BEGIN SUPPLIED ENTRIES

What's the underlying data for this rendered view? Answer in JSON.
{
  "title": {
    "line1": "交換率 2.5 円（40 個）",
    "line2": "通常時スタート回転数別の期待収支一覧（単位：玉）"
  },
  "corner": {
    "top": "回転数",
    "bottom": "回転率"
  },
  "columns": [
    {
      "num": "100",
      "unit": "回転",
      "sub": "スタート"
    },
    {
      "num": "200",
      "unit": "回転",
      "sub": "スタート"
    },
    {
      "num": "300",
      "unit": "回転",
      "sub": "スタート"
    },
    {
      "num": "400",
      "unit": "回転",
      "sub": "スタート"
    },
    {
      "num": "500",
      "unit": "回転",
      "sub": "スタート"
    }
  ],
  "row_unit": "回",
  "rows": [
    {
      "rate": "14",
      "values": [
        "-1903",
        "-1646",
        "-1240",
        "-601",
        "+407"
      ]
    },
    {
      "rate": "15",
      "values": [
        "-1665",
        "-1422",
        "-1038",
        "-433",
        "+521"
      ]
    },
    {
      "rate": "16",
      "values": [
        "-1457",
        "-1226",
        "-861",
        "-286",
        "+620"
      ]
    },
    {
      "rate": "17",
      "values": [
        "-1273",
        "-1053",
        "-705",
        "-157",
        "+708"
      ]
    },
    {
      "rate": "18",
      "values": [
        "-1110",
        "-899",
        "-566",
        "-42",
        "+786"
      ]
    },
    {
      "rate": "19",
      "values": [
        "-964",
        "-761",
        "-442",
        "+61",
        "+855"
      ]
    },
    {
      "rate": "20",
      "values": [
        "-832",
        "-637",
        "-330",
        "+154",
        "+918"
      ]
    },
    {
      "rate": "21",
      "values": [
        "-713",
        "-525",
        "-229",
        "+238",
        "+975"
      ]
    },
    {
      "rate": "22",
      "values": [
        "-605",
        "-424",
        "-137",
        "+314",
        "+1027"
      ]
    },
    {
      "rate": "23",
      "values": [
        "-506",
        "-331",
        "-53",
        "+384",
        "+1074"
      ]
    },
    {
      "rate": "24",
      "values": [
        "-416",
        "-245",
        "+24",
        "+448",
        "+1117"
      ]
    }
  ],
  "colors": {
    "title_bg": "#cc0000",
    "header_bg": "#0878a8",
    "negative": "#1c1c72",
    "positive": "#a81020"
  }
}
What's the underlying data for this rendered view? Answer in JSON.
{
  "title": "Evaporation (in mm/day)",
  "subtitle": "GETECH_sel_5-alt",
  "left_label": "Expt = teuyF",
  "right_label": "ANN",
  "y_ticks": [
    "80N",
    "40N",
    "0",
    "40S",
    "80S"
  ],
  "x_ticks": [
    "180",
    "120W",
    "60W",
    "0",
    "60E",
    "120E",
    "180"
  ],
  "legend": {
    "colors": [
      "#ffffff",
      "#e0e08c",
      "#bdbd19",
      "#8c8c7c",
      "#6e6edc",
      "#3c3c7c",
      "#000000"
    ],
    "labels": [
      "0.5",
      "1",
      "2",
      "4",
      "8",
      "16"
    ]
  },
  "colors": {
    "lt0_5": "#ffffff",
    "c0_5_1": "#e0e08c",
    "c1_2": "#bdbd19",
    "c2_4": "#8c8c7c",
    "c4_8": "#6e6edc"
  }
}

END SUPPLIED ENTRIES

* **WHAT IS EXPECTED**
Your task is to output all of the data above word for word.

* **WRITTEN RESPONSE**
What's the underlying data for this rendered view? Answer in JSON.
{
  "title": {
    "line1": "交換率 2.5 円（40 個）",
    "line2": "通常時スタート回転数別の期待収支一覧（単位：玉）"
  },
  "corner": {
    "top": "回転数",
    "bottom": "回転率"
  },
  "columns": [
    {
      "num": "100",
      "unit": "回転",
      "sub": "スタート"
    },
    {
      "num": "200",
      "unit": "回転",
      "sub": "スタート"
    },
    {
      "num": "300",
      "unit": "回転",
      "sub": "スタート"
    },
    {
      "num": "400",
      "unit": "回転",
      "sub": "スタート"
    },
    {
      "num": "500",
      "unit": "回転",
      "sub": "スタート"
    }
  ],
  "row_unit": "回",
  "rows": [
    {
      "rate": "14",
      "values": [
        "-1903",
        "-1646",
        "-1240",
        "-601",
        "+407"
      ]
    },
    {
      "rate": "15",
      "values": [
        "-1665",
        "-1422",
        "-1038",
        "-433",
        "+521"
      ]
    },
    {
      "rate": "16",
      "values": [
        "-1457",
        "-1226",
        "-861",
        "-286",
        "+620"
      ]
    },
    {
      "rate": "17",
      "values": [
        "-1273",
        "-1053",
        "-705",
        "-157",
        "+708"
      ]
    },
    {
      "rate": "18",
      "values": [
        "-1110",
        "-899",
        "-566",
        "-42",
        "+786"
      ]
    },
    {
      "rate": "19",
      "values": [
        "-964",
        "-761",
        "-442",
        "+61",
        "+855"
      ]
    },
    {
      "rate": "20",
      "values": [
        "-832",
        "-637",
        "-330",
        "+154",
        "+918"
      ]
    },
    {
      "rate": "21",
      "values": [
        "-713",
        "-525",
        "-229",
        "+238",
        "+975"
      ]
    },
    {
      "rate": "22",
      "values": [
        "-605",
        "-424",
        "-137",
        "+314",
        "+1027"
      ]
    },
    {
      "rate": "23",
      "values": [
        "-506",
        "-331",
        "-53",
        "+384",
        "+1074"
      ]
    },
    {
      "rate": "24",
      "values": [
        "-416",
        "-245",
        "+24",
        "+448",
        "+1117"
      ]
    }
  ],
  "colors": {
    "title_bg": "#cc0000",
    "header_bg": "#0878a8",
    "negative": "#1c1c72",
    "positive": "#a81020"
  }
}
What's the underlying data for this rendered view? Answer in JSON.
{
  "title": "Evaporation (in mm/day)",
  "subtitle": "GETECH_sel_5-alt",
  "left_label": "Expt = teuyF",
  "right_label": "ANN",
  "y_ticks": [
    "80N",
    "40N",
    "0",
    "40S",
    "80S"
  ],
  "x_ticks": [
    "180",
    "120W",
    "60W",
    "0",
    "60E",
    "120E",
    "180"
  ],
  "legend": {
    "colors": [
      "#ffffff",
      "#e0e08c",
      "#bdbd19",
      "#8c8c7c",
      "#6e6edc",
      "#3c3c7c",
      "#000000"
    ],
    "labels": [
      "0.5",
      "1",
      "2",
      "4",
      "8",
      "16"
    ]
  },
  "colors": {
    "lt0_5": "#ffffff",
    "c0_5_1": "#e0e08c",
    "c1_2": "#bdbd19",
    "c2_4": "#8c8c7c",
    "c4_8": "#6e6edc"
  }
}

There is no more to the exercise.